§ Your task
Pick out each line of the records that includes the string "Field", and copy it.

§ Data shown
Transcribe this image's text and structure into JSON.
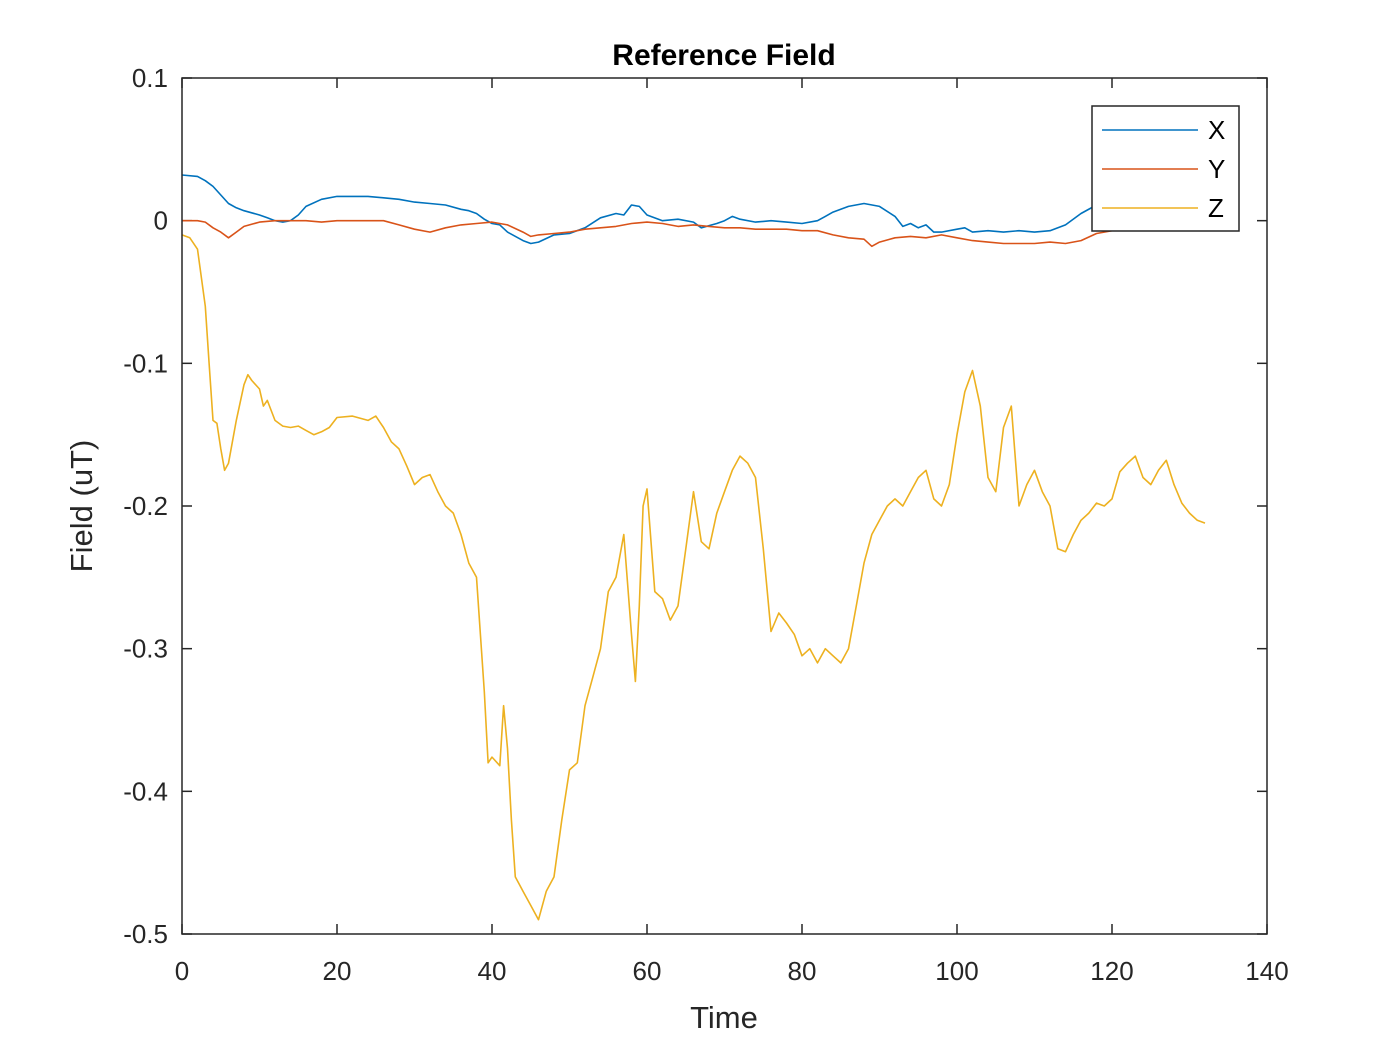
{
  "chart_data": {
    "type": "line",
    "title": "Reference Field",
    "xlabel": "Time",
    "ylabel": "Field (uT)",
    "xlim": [
      0,
      140
    ],
    "ylim": [
      -0.5,
      0.1
    ],
    "xticks": [
      0,
      20,
      40,
      60,
      80,
      100,
      120,
      140
    ],
    "yticks": [
      -0.5,
      -0.4,
      -0.3,
      -0.2,
      -0.1,
      0,
      0.1
    ],
    "xtick_labels": [
      "0",
      "20",
      "40",
      "60",
      "80",
      "100",
      "120",
      "140"
    ],
    "ytick_labels": [
      "-0.5",
      "-0.4",
      "-0.3",
      "-0.2",
      "-0.1",
      "0",
      "0.1"
    ],
    "grid": false,
    "box": true,
    "legend": {
      "position": "top-right",
      "entries": [
        "X",
        "Y",
        "Z"
      ]
    },
    "series": [
      {
        "name": "X",
        "color": "#0072BD",
        "points": [
          [
            0,
            0.032
          ],
          [
            2,
            0.031
          ],
          [
            3,
            0.028
          ],
          [
            4,
            0.024
          ],
          [
            5,
            0.018
          ],
          [
            6,
            0.012
          ],
          [
            7,
            0.009
          ],
          [
            8,
            0.007
          ],
          [
            10,
            0.004
          ],
          [
            11,
            0.002
          ],
          [
            12,
            0.0
          ],
          [
            13,
            -0.001
          ],
          [
            14,
            0.0
          ],
          [
            15,
            0.004
          ],
          [
            16,
            0.01
          ],
          [
            18,
            0.015
          ],
          [
            20,
            0.017
          ],
          [
            22,
            0.017
          ],
          [
            24,
            0.017
          ],
          [
            26,
            0.016
          ],
          [
            28,
            0.015
          ],
          [
            30,
            0.013
          ],
          [
            32,
            0.012
          ],
          [
            34,
            0.011
          ],
          [
            36,
            0.008
          ],
          [
            37,
            0.007
          ],
          [
            38,
            0.005
          ],
          [
            39,
            0.001
          ],
          [
            40,
            -0.002
          ],
          [
            41,
            -0.003
          ],
          [
            42,
            -0.008
          ],
          [
            44,
            -0.014
          ],
          [
            45,
            -0.016
          ],
          [
            46,
            -0.015
          ],
          [
            48,
            -0.01
          ],
          [
            50,
            -0.009
          ],
          [
            52,
            -0.005
          ],
          [
            54,
            0.002
          ],
          [
            56,
            0.005
          ],
          [
            57,
            0.004
          ],
          [
            58,
            0.011
          ],
          [
            59,
            0.01
          ],
          [
            60,
            0.004
          ],
          [
            62,
            0.0
          ],
          [
            64,
            0.001
          ],
          [
            66,
            -0.001
          ],
          [
            67,
            -0.005
          ],
          [
            69,
            -0.002
          ],
          [
            70,
            0.0
          ],
          [
            71,
            0.003
          ],
          [
            72,
            0.001
          ],
          [
            74,
            -0.001
          ],
          [
            76,
            0.0
          ],
          [
            78,
            -0.001
          ],
          [
            80,
            -0.002
          ],
          [
            82,
            0.0
          ],
          [
            83,
            0.003
          ],
          [
            84,
            0.006
          ],
          [
            86,
            0.01
          ],
          [
            88,
            0.012
          ],
          [
            90,
            0.01
          ],
          [
            92,
            0.003
          ],
          [
            93,
            -0.004
          ],
          [
            94,
            -0.002
          ],
          [
            95,
            -0.005
          ],
          [
            96,
            -0.003
          ],
          [
            97,
            -0.008
          ],
          [
            98,
            -0.008
          ],
          [
            100,
            -0.006
          ],
          [
            101,
            -0.005
          ],
          [
            102,
            -0.008
          ],
          [
            104,
            -0.007
          ],
          [
            106,
            -0.008
          ],
          [
            108,
            -0.007
          ],
          [
            110,
            -0.008
          ],
          [
            112,
            -0.007
          ],
          [
            114,
            -0.003
          ],
          [
            116,
            0.005
          ],
          [
            118,
            0.011
          ],
          [
            120,
            0.01
          ],
          [
            121.5,
            0.01
          ]
        ]
      },
      {
        "name": "Y",
        "color": "#D95319",
        "points": [
          [
            0,
            0.0
          ],
          [
            2,
            0.0
          ],
          [
            3,
            -0.001
          ],
          [
            4,
            -0.005
          ],
          [
            5,
            -0.008
          ],
          [
            6,
            -0.012
          ],
          [
            7,
            -0.008
          ],
          [
            8,
            -0.004
          ],
          [
            10,
            -0.001
          ],
          [
            12,
            0.0
          ],
          [
            14,
            0.0
          ],
          [
            16,
            0.0
          ],
          [
            18,
            -0.001
          ],
          [
            20,
            0.0
          ],
          [
            22,
            0.0
          ],
          [
            24,
            0.0
          ],
          [
            26,
            0.0
          ],
          [
            28,
            -0.003
          ],
          [
            30,
            -0.006
          ],
          [
            32,
            -0.008
          ],
          [
            34,
            -0.005
          ],
          [
            36,
            -0.003
          ],
          [
            38,
            -0.002
          ],
          [
            40,
            -0.001
          ],
          [
            42,
            -0.003
          ],
          [
            44,
            -0.008
          ],
          [
            45,
            -0.011
          ],
          [
            46,
            -0.01
          ],
          [
            48,
            -0.009
          ],
          [
            50,
            -0.008
          ],
          [
            52,
            -0.006
          ],
          [
            54,
            -0.005
          ],
          [
            56,
            -0.004
          ],
          [
            58,
            -0.002
          ],
          [
            60,
            -0.001
          ],
          [
            62,
            -0.002
          ],
          [
            64,
            -0.004
          ],
          [
            66,
            -0.003
          ],
          [
            68,
            -0.004
          ],
          [
            70,
            -0.005
          ],
          [
            72,
            -0.005
          ],
          [
            74,
            -0.006
          ],
          [
            76,
            -0.006
          ],
          [
            78,
            -0.006
          ],
          [
            80,
            -0.007
          ],
          [
            82,
            -0.007
          ],
          [
            84,
            -0.01
          ],
          [
            86,
            -0.012
          ],
          [
            88,
            -0.013
          ],
          [
            89,
            -0.018
          ],
          [
            90,
            -0.015
          ],
          [
            92,
            -0.012
          ],
          [
            94,
            -0.011
          ],
          [
            96,
            -0.012
          ],
          [
            98,
            -0.01
          ],
          [
            100,
            -0.012
          ],
          [
            102,
            -0.014
          ],
          [
            104,
            -0.015
          ],
          [
            106,
            -0.016
          ],
          [
            108,
            -0.016
          ],
          [
            110,
            -0.016
          ],
          [
            112,
            -0.015
          ],
          [
            114,
            -0.016
          ],
          [
            116,
            -0.014
          ],
          [
            118,
            -0.009
          ],
          [
            120,
            -0.007
          ],
          [
            121.5,
            -0.006
          ]
        ]
      },
      {
        "name": "Z",
        "color": "#EDB120",
        "points": [
          [
            0,
            -0.01
          ],
          [
            1,
            -0.012
          ],
          [
            2,
            -0.02
          ],
          [
            3,
            -0.06
          ],
          [
            3.5,
            -0.1
          ],
          [
            4,
            -0.14
          ],
          [
            4.5,
            -0.142
          ],
          [
            5,
            -0.16
          ],
          [
            5.5,
            -0.175
          ],
          [
            6,
            -0.17
          ],
          [
            7,
            -0.14
          ],
          [
            8,
            -0.115
          ],
          [
            8.5,
            -0.108
          ],
          [
            9,
            -0.112
          ],
          [
            10,
            -0.118
          ],
          [
            10.5,
            -0.13
          ],
          [
            11,
            -0.126
          ],
          [
            12,
            -0.14
          ],
          [
            13,
            -0.144
          ],
          [
            14,
            -0.145
          ],
          [
            15,
            -0.144
          ],
          [
            16,
            -0.147
          ],
          [
            17,
            -0.15
          ],
          [
            18,
            -0.148
          ],
          [
            19,
            -0.145
          ],
          [
            20,
            -0.138
          ],
          [
            22,
            -0.137
          ],
          [
            24,
            -0.14
          ],
          [
            25,
            -0.137
          ],
          [
            26,
            -0.145
          ],
          [
            27,
            -0.155
          ],
          [
            28,
            -0.16
          ],
          [
            29,
            -0.172
          ],
          [
            30,
            -0.185
          ],
          [
            31,
            -0.18
          ],
          [
            32,
            -0.178
          ],
          [
            33,
            -0.19
          ],
          [
            34,
            -0.2
          ],
          [
            35,
            -0.205
          ],
          [
            36,
            -0.22
          ],
          [
            37,
            -0.24
          ],
          [
            38,
            -0.25
          ],
          [
            38.5,
            -0.29
          ],
          [
            39,
            -0.33
          ],
          [
            39.5,
            -0.38
          ],
          [
            40,
            -0.376
          ],
          [
            41,
            -0.382
          ],
          [
            41.5,
            -0.34
          ],
          [
            42,
            -0.37
          ],
          [
            42.5,
            -0.42
          ],
          [
            43,
            -0.46
          ],
          [
            44,
            -0.47
          ],
          [
            45,
            -0.48
          ],
          [
            46,
            -0.49
          ],
          [
            47,
            -0.47
          ],
          [
            48,
            -0.46
          ],
          [
            49,
            -0.42
          ],
          [
            50,
            -0.385
          ],
          [
            51,
            -0.38
          ],
          [
            52,
            -0.34
          ],
          [
            53,
            -0.32
          ],
          [
            54,
            -0.3
          ],
          [
            55,
            -0.26
          ],
          [
            56,
            -0.25
          ],
          [
            57,
            -0.22
          ],
          [
            58,
            -0.29
          ],
          [
            58.5,
            -0.323
          ],
          [
            59,
            -0.27
          ],
          [
            59.5,
            -0.2
          ],
          [
            60,
            -0.188
          ],
          [
            61,
            -0.26
          ],
          [
            62,
            -0.265
          ],
          [
            63,
            -0.28
          ],
          [
            64,
            -0.27
          ],
          [
            65,
            -0.23
          ],
          [
            66,
            -0.19
          ],
          [
            67,
            -0.225
          ],
          [
            68,
            -0.23
          ],
          [
            69,
            -0.205
          ],
          [
            70,
            -0.19
          ],
          [
            71,
            -0.175
          ],
          [
            72,
            -0.165
          ],
          [
            73,
            -0.17
          ],
          [
            74,
            -0.18
          ],
          [
            75,
            -0.23
          ],
          [
            76,
            -0.288
          ],
          [
            77,
            -0.275
          ],
          [
            78,
            -0.282
          ],
          [
            79,
            -0.29
          ],
          [
            80,
            -0.305
          ],
          [
            81,
            -0.3
          ],
          [
            82,
            -0.31
          ],
          [
            83,
            -0.3
          ],
          [
            84,
            -0.305
          ],
          [
            85,
            -0.31
          ],
          [
            86,
            -0.3
          ],
          [
            87,
            -0.27
          ],
          [
            88,
            -0.24
          ],
          [
            89,
            -0.22
          ],
          [
            90,
            -0.21
          ],
          [
            91,
            -0.2
          ],
          [
            92,
            -0.195
          ],
          [
            93,
            -0.2
          ],
          [
            94,
            -0.19
          ],
          [
            95,
            -0.18
          ],
          [
            96,
            -0.175
          ],
          [
            97,
            -0.195
          ],
          [
            98,
            -0.2
          ],
          [
            99,
            -0.185
          ],
          [
            100,
            -0.15
          ],
          [
            101,
            -0.12
          ],
          [
            102,
            -0.105
          ],
          [
            103,
            -0.13
          ],
          [
            104,
            -0.18
          ],
          [
            105,
            -0.19
          ],
          [
            106,
            -0.145
          ],
          [
            107,
            -0.13
          ],
          [
            108,
            -0.2
          ],
          [
            109,
            -0.185
          ],
          [
            110,
            -0.175
          ],
          [
            111,
            -0.19
          ],
          [
            112,
            -0.2
          ],
          [
            113,
            -0.23
          ],
          [
            114,
            -0.232
          ],
          [
            115,
            -0.22
          ],
          [
            116,
            -0.21
          ],
          [
            117,
            -0.205
          ],
          [
            118,
            -0.198
          ],
          [
            119,
            -0.2
          ],
          [
            120,
            -0.195
          ],
          [
            121,
            -0.176
          ],
          [
            122,
            -0.17
          ],
          [
            123,
            -0.165
          ],
          [
            124,
            -0.18
          ],
          [
            125,
            -0.185
          ],
          [
            126,
            -0.175
          ],
          [
            127,
            -0.168
          ],
          [
            128,
            -0.185
          ],
          [
            129,
            -0.198
          ],
          [
            130,
            -0.205
          ],
          [
            131,
            -0.21
          ],
          [
            132,
            -0.212
          ]
        ]
      }
    ]
  }
}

§ Output below
    "title": "Reference Field",
    "ylabel": "Field (uT)",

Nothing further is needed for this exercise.